### Stated exercise
Reproduce the data below verbatim, from its first line through the line that contains "section-label-sup: ND <box>55", including both of those lines.

## begin

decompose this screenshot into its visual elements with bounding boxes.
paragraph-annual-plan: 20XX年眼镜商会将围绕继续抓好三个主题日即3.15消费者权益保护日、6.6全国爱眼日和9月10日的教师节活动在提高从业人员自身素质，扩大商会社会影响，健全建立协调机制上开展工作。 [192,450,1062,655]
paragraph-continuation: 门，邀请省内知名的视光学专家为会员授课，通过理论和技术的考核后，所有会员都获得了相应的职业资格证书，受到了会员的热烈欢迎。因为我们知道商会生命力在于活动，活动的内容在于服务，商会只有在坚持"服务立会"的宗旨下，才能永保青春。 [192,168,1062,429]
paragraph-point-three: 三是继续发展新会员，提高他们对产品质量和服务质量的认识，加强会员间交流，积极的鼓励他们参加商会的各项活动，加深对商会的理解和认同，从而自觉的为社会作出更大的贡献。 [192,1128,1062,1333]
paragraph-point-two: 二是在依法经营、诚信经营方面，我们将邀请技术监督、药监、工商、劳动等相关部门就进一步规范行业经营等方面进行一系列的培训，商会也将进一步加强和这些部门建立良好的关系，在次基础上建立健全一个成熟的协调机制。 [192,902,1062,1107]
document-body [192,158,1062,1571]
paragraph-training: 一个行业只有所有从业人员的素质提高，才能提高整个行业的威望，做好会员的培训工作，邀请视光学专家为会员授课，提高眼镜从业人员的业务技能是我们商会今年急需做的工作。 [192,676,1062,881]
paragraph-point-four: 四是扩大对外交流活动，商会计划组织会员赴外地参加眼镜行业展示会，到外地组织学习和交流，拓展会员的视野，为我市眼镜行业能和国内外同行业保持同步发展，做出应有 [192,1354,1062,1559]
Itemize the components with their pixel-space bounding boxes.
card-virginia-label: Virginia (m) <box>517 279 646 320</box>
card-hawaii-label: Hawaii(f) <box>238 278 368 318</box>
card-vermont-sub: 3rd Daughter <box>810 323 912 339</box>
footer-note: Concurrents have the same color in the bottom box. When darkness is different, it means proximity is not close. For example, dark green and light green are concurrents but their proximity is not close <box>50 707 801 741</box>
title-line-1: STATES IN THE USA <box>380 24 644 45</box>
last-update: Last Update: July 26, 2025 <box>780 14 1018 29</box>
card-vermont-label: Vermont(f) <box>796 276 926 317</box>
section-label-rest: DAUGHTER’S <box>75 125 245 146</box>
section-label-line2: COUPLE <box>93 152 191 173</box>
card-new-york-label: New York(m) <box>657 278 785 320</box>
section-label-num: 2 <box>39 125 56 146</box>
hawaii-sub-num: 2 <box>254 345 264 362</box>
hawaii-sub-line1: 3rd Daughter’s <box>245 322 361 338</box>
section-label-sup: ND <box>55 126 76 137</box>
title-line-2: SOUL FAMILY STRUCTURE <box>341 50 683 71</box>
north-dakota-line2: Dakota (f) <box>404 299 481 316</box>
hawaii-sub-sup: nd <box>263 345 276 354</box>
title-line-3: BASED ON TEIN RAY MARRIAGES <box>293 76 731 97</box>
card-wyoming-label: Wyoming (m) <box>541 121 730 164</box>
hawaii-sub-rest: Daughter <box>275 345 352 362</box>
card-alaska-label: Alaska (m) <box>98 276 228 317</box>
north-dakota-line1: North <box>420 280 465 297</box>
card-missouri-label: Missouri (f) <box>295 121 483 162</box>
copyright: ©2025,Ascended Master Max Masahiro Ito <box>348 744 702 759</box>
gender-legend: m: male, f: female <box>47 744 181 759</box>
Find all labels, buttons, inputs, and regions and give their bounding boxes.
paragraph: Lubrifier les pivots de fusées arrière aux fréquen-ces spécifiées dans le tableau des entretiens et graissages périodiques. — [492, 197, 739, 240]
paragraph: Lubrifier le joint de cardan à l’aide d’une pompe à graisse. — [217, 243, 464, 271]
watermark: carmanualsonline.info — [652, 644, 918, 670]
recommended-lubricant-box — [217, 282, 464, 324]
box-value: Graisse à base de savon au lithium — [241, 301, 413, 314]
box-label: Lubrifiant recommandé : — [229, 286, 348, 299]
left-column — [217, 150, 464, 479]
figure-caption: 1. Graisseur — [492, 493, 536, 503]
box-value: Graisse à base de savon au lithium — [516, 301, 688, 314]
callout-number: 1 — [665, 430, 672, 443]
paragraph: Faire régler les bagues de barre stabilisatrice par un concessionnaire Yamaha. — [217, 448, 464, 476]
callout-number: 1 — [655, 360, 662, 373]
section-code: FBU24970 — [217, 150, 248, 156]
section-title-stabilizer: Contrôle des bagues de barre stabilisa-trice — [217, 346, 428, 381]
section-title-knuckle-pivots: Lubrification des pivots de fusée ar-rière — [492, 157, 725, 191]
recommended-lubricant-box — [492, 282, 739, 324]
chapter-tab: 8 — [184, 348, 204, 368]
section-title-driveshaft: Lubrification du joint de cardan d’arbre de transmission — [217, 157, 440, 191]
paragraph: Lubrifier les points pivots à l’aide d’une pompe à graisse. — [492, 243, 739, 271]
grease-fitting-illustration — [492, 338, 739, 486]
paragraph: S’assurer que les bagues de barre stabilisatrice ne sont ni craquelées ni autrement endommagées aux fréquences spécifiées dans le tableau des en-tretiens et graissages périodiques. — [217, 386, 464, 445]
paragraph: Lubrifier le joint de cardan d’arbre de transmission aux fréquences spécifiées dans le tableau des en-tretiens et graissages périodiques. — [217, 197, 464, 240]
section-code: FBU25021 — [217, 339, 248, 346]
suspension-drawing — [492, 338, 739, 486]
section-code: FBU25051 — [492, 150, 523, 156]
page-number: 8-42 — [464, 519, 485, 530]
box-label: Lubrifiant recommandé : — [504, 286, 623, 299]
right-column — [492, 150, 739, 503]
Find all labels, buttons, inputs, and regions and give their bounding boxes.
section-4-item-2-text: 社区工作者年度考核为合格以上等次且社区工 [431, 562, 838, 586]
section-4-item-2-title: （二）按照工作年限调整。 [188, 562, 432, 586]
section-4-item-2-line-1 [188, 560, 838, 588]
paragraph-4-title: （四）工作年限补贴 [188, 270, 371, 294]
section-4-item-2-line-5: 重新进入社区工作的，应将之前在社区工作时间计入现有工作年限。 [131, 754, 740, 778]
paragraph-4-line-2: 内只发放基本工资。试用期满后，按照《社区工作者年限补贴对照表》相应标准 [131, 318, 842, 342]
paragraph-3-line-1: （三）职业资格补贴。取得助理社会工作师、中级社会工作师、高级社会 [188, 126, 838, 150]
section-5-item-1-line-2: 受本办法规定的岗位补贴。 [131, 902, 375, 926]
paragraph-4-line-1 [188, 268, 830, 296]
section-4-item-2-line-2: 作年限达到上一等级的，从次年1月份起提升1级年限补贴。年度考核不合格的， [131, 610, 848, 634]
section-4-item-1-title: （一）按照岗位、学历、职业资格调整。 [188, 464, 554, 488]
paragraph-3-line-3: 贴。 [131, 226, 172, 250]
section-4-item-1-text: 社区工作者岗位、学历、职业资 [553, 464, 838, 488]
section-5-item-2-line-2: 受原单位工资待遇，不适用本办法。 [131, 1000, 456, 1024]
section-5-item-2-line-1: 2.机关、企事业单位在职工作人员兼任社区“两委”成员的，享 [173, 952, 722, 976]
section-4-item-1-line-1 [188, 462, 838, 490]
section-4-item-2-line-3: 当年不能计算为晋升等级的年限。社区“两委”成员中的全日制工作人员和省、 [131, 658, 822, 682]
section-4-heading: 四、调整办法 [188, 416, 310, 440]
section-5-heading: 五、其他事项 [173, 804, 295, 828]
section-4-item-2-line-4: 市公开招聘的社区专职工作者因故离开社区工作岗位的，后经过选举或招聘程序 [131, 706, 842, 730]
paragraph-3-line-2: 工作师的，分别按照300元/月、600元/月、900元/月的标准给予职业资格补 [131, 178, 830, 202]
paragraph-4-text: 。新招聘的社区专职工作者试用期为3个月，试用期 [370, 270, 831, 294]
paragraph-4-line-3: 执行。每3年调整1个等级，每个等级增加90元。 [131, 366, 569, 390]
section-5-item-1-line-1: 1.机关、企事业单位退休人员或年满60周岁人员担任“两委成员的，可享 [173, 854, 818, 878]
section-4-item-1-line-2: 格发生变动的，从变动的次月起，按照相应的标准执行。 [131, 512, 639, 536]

## end

### Result
decompose this screenshot into its visual elements with bounding boxes.
paragraph-annual-plan: 20XX年眼镜商会将围绕继续抓好三个主题日即3.15消费者权益保护日、6.6全国爱眼日和9月10日的教师节活动在提高从业人员自身素质，扩大商会社会影响，健全建立协调机制上开展工作。 [192,450,1062,655]
paragraph-continuation: 门，邀请省内知名的视光学专家为会员授课，通过理论和技术的考核后，所有会员都获得了相应的职业资格证书，受到了会员的热烈欢迎。因为我们知道商会生命力在于活动，活动的内容在于服务，商会只有在坚持"服务立会"的宗旨下，才能永保青春。 [192,168,1062,429]
paragraph-point-three: 三是继续发展新会员，提高他们对产品质量和服务质量的认识，加强会员间交流，积极的鼓励他们参加商会的各项活动，加深对商会的理解和认同，从而自觉的为社会作出更大的贡献。 [192,1128,1062,1333]
paragraph-point-two: 二是在依法经营、诚信经营方面，我们将邀请技术监督、药监、工商、劳动等相关部门就进一步规范行业经营等方面进行一系列的培训，商会也将进一步加强和这些部门建立良好的关系，在次基础上建立健全一个成熟的协调机制。 [192,902,1062,1107]
document-body [192,158,1062,1571]
paragraph-training: 一个行业只有所有从业人员的素质提高，才能提高整个行业的威望，做好会员的培训工作，邀请视光学专家为会员授课，提高眼镜从业人员的业务技能是我们商会今年急需做的工作。 [192,676,1062,881]
paragraph-point-four: 四是扩大对外交流活动，商会计划组织会员赴外地参加眼镜行业展示会，到外地组织学习和交流，拓展会员的视野，为我市眼镜行业能和国内外同行业保持同步发展，做出应有 [192,1354,1062,1559]
Itemize the components with their pixel-space bounding boxes.
card-virginia-label: Virginia (m) <box>517 279 646 320</box>
card-hawaii-label: Hawaii(f) <box>238 278 368 318</box>
card-vermont-sub: 3rd Daughter <box>810 323 912 339</box>
footer-note: Concurrents have the same color in the bottom box. When darkness is different, it means proximity is not close. For example, dark green and light green are concurrents but their proximity is not close <box>50 707 801 741</box>
title-line-1: STATES IN THE USA <box>380 24 644 45</box>
last-update: Last Update: July 26, 2025 <box>780 14 1018 29</box>
card-vermont-label: Vermont(f) <box>796 276 926 317</box>
section-label-rest: DAUGHTER’S <box>75 125 245 146</box>
section-label-line2: COUPLE <box>93 152 191 173</box>
card-new-york-label: New York(m) <box>657 278 785 320</box>
section-label-num: 2 <box>39 125 56 146</box>
hawaii-sub-num: 2 <box>254 345 264 362</box>
hawaii-sub-line1: 3rd Daughter’s <box>245 322 361 338</box>
section-label-sup: ND <box>55 126 76 137</box>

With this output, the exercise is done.